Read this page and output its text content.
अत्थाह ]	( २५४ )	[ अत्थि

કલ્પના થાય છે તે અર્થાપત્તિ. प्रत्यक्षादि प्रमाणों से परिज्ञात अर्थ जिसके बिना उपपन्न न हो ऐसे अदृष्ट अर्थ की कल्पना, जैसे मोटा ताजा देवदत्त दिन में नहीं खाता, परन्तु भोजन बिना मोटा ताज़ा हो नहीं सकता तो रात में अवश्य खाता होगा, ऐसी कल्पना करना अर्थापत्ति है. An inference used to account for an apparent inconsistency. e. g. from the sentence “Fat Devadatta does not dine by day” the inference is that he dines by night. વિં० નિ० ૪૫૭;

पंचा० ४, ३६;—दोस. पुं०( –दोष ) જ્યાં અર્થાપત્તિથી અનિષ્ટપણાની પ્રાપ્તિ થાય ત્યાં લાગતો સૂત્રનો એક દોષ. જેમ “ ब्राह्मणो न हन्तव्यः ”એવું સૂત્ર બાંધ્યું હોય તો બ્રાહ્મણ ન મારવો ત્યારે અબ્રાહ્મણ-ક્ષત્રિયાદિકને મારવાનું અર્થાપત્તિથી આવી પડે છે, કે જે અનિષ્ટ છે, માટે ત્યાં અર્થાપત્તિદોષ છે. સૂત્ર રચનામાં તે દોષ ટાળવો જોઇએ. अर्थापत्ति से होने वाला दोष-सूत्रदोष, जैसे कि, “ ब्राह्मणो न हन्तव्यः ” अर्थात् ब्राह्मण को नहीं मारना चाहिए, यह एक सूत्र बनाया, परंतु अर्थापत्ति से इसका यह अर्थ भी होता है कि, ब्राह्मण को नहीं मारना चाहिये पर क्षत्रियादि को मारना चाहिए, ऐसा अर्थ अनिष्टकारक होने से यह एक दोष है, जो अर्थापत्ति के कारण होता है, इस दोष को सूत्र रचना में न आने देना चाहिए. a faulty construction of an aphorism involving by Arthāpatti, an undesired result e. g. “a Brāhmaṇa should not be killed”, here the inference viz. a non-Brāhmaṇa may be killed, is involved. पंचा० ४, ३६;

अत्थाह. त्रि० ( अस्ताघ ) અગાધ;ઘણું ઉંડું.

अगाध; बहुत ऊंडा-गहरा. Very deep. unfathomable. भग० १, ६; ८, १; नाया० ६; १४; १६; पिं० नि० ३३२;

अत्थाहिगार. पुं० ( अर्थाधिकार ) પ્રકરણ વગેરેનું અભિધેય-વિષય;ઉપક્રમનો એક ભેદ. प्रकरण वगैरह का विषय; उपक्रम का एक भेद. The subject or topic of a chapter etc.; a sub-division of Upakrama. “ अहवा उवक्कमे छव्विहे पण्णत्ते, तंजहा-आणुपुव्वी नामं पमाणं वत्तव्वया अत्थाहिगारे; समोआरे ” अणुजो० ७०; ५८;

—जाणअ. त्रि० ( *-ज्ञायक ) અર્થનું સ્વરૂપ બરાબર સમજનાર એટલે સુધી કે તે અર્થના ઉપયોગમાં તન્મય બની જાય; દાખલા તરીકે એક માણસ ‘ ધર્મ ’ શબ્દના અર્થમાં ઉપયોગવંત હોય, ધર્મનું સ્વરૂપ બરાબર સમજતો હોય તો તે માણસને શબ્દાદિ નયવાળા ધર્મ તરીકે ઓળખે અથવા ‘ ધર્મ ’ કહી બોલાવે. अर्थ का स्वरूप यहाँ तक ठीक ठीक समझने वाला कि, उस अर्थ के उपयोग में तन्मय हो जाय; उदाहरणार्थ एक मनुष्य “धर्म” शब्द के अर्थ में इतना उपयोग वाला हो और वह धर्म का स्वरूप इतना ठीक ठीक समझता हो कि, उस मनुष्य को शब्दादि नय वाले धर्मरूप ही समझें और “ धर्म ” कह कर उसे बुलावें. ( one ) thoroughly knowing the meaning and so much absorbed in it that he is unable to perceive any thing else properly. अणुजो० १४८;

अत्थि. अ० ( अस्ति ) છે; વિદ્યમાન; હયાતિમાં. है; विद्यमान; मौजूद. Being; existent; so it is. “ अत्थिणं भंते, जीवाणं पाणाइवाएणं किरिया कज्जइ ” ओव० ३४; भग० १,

....

_Job_: Find the string "that" in the records, then copy each line where it occurs.

_Answer to this exercise_:
કલ્પના થાય છે તે અર્થાપત્તિ. प्रत्यक्षादि प्रमाणों से परिज्ञात अर्थ जिसके बिना उपपन्न न हो ऐसे अदृष्ट अर्थ की कल्पना, जैसे मोटा ताजा देवदत्त दिन में नहीं खाता, परन्तु भोजन बिना मोटा ताज़ा हो नहीं सकता तो रात में अवश्य खाता होगा, ऐसी कल्पना करना अर्थापत्ति है. An inference used to account for an apparent inconsistency. e. g. from the sentence “Fat Devadatta does not dine by day” the inference is that he dines by night. વિં० નિ० ૪૫૭;
—जाणअ. त्रि० ( *-ज्ञायक ) અર્થનું સ્વરૂપ બરાબર સમજનાર એટલે સુધી કે તે અર્થના ઉપયોગમાં તન્મય બની જાય; દાખલા તરીકે એક માણસ ‘ ધર્મ ’ શબ્દના અર્થમાં ઉપયોગવંત હોય, ધર્મનું સ્વરૂપ બરાબર સમજતો હોય તો તે માણસને શબ્દાદિ નયવાળા ધર્મ તરીકે ઓળખે અથવા ‘ ધર્મ ’ કહી બોલાવે. अर्थ का स्वरूप यहाँ तक ठीक ठीक समझने वाला कि, उस अर्थ के उपयोग में तन्मय हो जाय; उदाहरणार्थ एक मनुष्य “धर्म” शब्द के अर्थ में इतना उपयोग वाला हो और वह धर्म का स्वरूप इतना ठीक ठीक समझता हो कि, उस मनुष्य को शब्दादि नय वाले धर्मरूप ही समझें और “ धर्म ” कह कर उसे बुलावें. ( one ) thoroughly knowing the meaning and so much absorbed in it that he is unable to perceive any thing else properly. अणुजो० १४८;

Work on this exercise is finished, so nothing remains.